■ **Text excerpt**:
Kevin Weeks and John Martorano also testified against him. Weeks’s most memorable moment came when he quoted Whitey’s words as he’d counted out cash for his annual holiday payoffs to the local constabulary: “Christmas is for cops and kids.”
Martorano’s testimony at the Connolly trial devastated Billy. Martorano recalled Whitey telling him how Billy had instructed Zip to take care of Whitey. Now Chairman Burton had a reason to call Billy as a witness.
After Martorano testified about the two-carat diamond ring that Zip had taken from Whitey in 1976, Connolly’s ex-wife was called to confirm that she had indeed received a two-carat diamond ring as a gift from Zip that year. Liz, Zip’s second wife, twenty years his junior, watched in stony silence as the ex-wife testified, and the media duly noted that if Zip hadn’t dumped her for Liz, she would have been precluded from testifying against him.
Also offered as evidence was an FBI training video from 1983, in which the future defendant intoned, “It’s my belief that you should never pay informants.”
He did not say whether he thought informants should pay FBI agents. And in what might have been his epitaph, Zip solemnly lectured the young agents-in-training: “Never try to out-gangster a gangster.”

■ **Collected material**:

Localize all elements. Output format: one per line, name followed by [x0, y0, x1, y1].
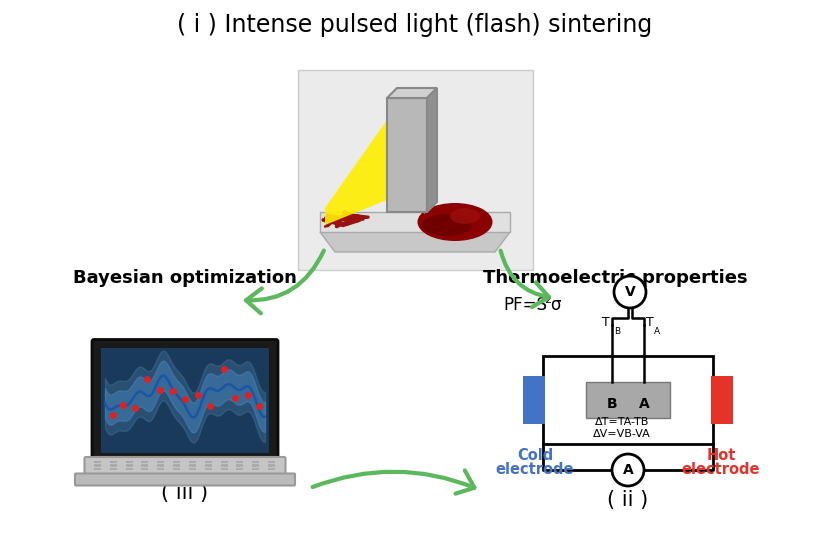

■ **Task set**:
A - Quote every remark that the excerpt about the Connolly trial places inside quotation marks.
B - Summarize the excerpt about the Connolly trial in three sentences.
C - Pick up the excerpt about the Connolly trial after its final sentence and keep writing.

■ **The responses**:
A -
- "Christmas is for cops and kids."
- "It's my belief that you should never pay informants."
- "Never try to out-gangster a gangster."

B - At the Connolly trial, Kevin Weeks quoted Whitey's line about holiday payoffs to local police, and John Martorano said Whitey had told him that Billy instructed Zip to take care of Whitey. That testimony devastated Billy and gave Chairman Burton a reason to call him as a witness, while Connolly's ex-wife confirmed that Zip gave her a two-carat diamond ring in 1976. A 1983 FBI training video was also offered as evidence, in which Zip told trainees never to pay informants and never to try to out-gangster a gangster.

C -
As the trial wound down, the papers speculated that perhaps Zip’s low friends in high places had managed to slip a ringer onto the jury, “a Hibernian highwayman,” as one columnist put it. If Zip could get a mistrial, the theory went, despite the overwhelming evidence against him, perhaps he could finagle a plea bargain, which he had angrily rejected before the trial began.
But it was not to be. Zip was found guilty on several serious charges, including obstruction of justice and racketeering, although he was not convicted of setting up any of the three FBI informants that Whitey murdered. Zip was sentenced to ten years in prison. If he is not convicted of any other crimes, he will be eligible for parole on June 15, 2011.
As 2002 began, despite the controversy that now enveloped him, Billy still felt he could hang on a few more years. Even if the next governor was a foe, it would take him years to gain a majority on the UMass board, and if the next governor was a friend, Billy would be able to survive indefinitely.
But Billy’s luck finally failed him. Jane Swift had succeeded Paul Cellucci as governor a year earlier, when President Bush appointed his longtime supporter ambassador to Canada.
But Swift had been buffeted by a series of minor scandals, and it was obvious she could not be reelected. Enter Mitt Romney, a wealthy Republican businessman from Belmont, a graduate of both Harvard Law and Harvard Business Schools. In March 2002, a poll showed Romney leading Jane Swift among Republican voters by a margin of 72–11, and three days later Swift dropped out of the race for reelection.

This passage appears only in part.